**STATED PROBLEM:** Write out all of the records precisely. Skip anything that is a picture.

[Dataset items]
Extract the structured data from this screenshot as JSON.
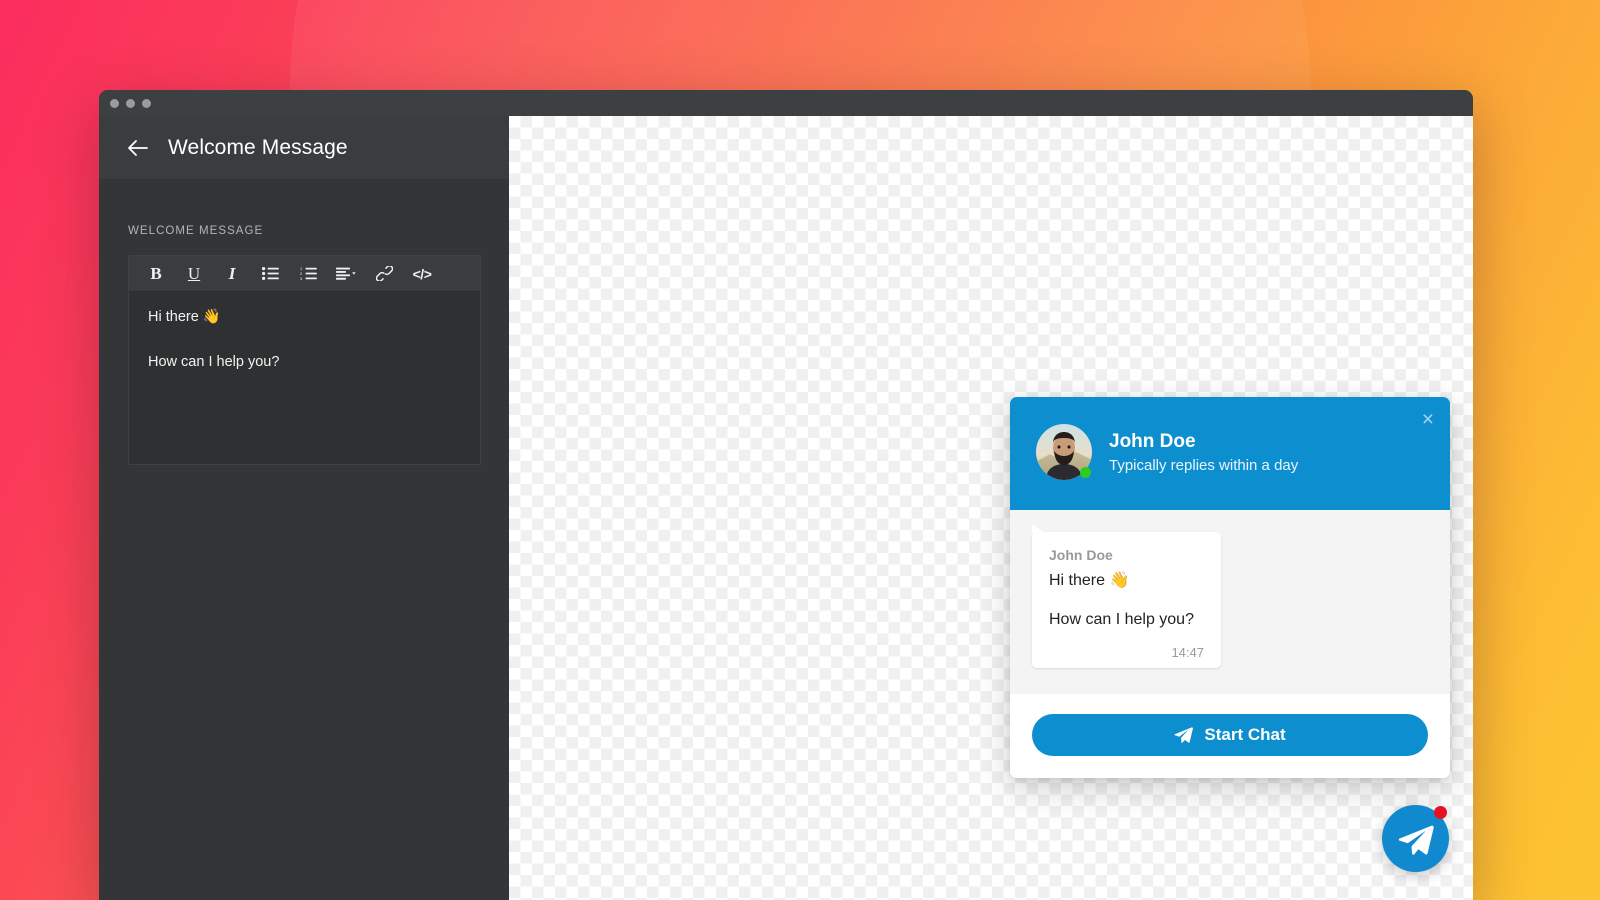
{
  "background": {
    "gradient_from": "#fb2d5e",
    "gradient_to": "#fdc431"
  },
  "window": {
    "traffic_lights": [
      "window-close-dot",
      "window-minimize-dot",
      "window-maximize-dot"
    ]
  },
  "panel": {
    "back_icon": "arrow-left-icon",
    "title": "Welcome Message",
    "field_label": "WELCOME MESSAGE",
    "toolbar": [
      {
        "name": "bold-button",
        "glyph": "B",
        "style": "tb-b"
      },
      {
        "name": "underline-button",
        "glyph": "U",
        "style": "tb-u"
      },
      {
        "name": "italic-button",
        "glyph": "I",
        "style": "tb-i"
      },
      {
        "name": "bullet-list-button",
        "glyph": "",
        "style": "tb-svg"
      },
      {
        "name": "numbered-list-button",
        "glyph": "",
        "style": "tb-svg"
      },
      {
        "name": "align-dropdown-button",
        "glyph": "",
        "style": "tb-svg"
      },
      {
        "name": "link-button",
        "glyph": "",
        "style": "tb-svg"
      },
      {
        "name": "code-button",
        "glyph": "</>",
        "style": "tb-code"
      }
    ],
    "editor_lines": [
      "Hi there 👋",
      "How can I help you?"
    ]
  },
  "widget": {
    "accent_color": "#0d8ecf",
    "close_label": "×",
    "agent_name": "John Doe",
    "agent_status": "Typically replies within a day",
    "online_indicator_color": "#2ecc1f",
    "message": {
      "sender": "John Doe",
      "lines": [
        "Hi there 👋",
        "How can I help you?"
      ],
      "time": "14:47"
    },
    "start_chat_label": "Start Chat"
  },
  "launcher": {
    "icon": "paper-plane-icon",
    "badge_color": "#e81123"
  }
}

**SOLUTION FOR THIS PROBLEM:**
Extract the structured data from this screenshot as JSON.
{
  "background": {
    "gradient_from": "#fb2d5e",
    "gradient_to": "#fdc431"
  },
  "window": {
    "traffic_lights": [
      "window-close-dot",
      "window-minimize-dot",
      "window-maximize-dot"
    ]
  },
  "panel": {
    "back_icon": "arrow-left-icon",
    "title": "Welcome Message",
    "field_label": "WELCOME MESSAGE",
    "toolbar": [
      {
        "name": "bold-button",
        "glyph": "B",
        "style": "tb-b"
      },
      {
        "name": "underline-button",
        "glyph": "U",
        "style": "tb-u"
      },
      {
        "name": "italic-button",
        "glyph": "I",
        "style": "tb-i"
      },
      {
        "name": "bullet-list-button",
        "glyph": "",
        "style": "tb-svg"
      },
      {
        "name": "numbered-list-button",
        "glyph": "",
        "style": "tb-svg"
      },
      {
        "name": "align-dropdown-button",
        "glyph": "",
        "style": "tb-svg"
      },
      {
        "name": "link-button",
        "glyph": "",
        "style": "tb-svg"
      },
      {
        "name": "code-button",
        "glyph": "</>",
        "style": "tb-code"
      }
    ],
    "editor_lines": [
      "Hi there 👋",
      "How can I help you?"
    ]
  },
  "widget": {
    "accent_color": "#0d8ecf",
    "close_label": "×",
    "agent_name": "John Doe",
    "agent_status": "Typically replies within a day",
    "online_indicator_color": "#2ecc1f",
    "message": {
      "sender": "John Doe",
      "lines": [
        "Hi there 👋",
        "How can I help you?"
      ],
      "time": "14:47"
    },
    "start_chat_label": "Start Chat"
  },
  "launcher": {
    "icon": "paper-plane-icon",
    "badge_color": "#e81123"
  }
}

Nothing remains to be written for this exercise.